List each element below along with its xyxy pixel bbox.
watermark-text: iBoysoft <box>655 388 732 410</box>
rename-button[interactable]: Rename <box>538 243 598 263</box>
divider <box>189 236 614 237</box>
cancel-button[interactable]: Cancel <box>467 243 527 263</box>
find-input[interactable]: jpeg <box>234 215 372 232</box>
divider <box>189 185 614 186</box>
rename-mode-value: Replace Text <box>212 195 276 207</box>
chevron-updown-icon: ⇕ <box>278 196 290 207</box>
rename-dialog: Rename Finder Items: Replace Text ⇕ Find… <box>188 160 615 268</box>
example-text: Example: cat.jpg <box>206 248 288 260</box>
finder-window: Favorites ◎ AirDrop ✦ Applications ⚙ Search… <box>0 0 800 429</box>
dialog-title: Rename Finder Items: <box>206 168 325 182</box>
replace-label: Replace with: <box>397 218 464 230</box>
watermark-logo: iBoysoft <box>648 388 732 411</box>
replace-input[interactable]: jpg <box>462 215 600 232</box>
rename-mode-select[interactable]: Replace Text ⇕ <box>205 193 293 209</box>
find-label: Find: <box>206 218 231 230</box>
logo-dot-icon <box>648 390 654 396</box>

————————

TASK DETAILS: Report each of the lines above that contains the string "interactable". Treat uppercase and lowercase letters as distinct.

OUTPUT:
rename-button[interactable]: Rename <box>538 243 598 263</box>
cancel-button[interactable]: Cancel <box>467 243 527 263</box>
find-input[interactable]: jpeg <box>234 215 372 232</box>
replace-input[interactable]: jpg <box>462 215 600 232</box>
rename-mode-select[interactable]: Replace Text ⇕ <box>205 193 293 209</box>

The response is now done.